DATA TO USE
|---|

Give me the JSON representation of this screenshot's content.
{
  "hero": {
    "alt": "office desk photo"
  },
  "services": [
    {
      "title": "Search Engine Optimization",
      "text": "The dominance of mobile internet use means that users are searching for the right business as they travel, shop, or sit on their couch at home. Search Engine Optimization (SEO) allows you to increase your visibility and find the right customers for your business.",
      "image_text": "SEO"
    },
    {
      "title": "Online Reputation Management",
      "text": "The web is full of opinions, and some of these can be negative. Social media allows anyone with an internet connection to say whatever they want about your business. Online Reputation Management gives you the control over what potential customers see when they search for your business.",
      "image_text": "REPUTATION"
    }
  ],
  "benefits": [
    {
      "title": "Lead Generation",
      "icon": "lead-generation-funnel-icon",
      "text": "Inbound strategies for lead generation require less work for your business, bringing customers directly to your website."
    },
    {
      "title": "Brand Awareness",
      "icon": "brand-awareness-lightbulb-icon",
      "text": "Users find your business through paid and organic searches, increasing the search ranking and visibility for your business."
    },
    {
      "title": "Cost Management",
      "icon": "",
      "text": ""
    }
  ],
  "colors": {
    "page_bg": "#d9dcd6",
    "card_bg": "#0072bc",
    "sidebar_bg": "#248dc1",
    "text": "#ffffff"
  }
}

|---|

WRITTEN PROBLEM
Copy out the data shown above without altering anything.

FULL RESPONSE
Give me the JSON representation of this screenshot's content.
{
  "hero": {
    "alt": "office desk photo"
  },
  "services": [
    {
      "title": "Search Engine Optimization",
      "text": "The dominance of mobile internet use means that users are searching for the right business as they travel, shop, or sit on their couch at home. Search Engine Optimization (SEO) allows you to increase your visibility and find the right customers for your business.",
      "image_text": "SEO"
    },
    {
      "title": "Online Reputation Management",
      "text": "The web is full of opinions, and some of these can be negative. Social media allows anyone with an internet connection to say whatever they want about your business. Online Reputation Management gives you the control over what potential customers see when they search for your business.",
      "image_text": "REPUTATION"
    }
  ],
  "benefits": [
    {
      "title": "Lead Generation",
      "icon": "lead-generation-funnel-icon",
      "text": "Inbound strategies for lead generation require less work for your business, bringing customers directly to your website."
    },
    {
      "title": "Brand Awareness",
      "icon": "brand-awareness-lightbulb-icon",
      "text": "Users find your business through paid and organic searches, increasing the search ranking and visibility for your business."
    },
    {
      "title": "Cost Management",
      "icon": "",
      "text": ""
    }
  ],
  "colors": {
    "page_bg": "#d9dcd6",
    "card_bg": "#0072bc",
    "sidebar_bg": "#248dc1",
    "text": "#ffffff"
  }
}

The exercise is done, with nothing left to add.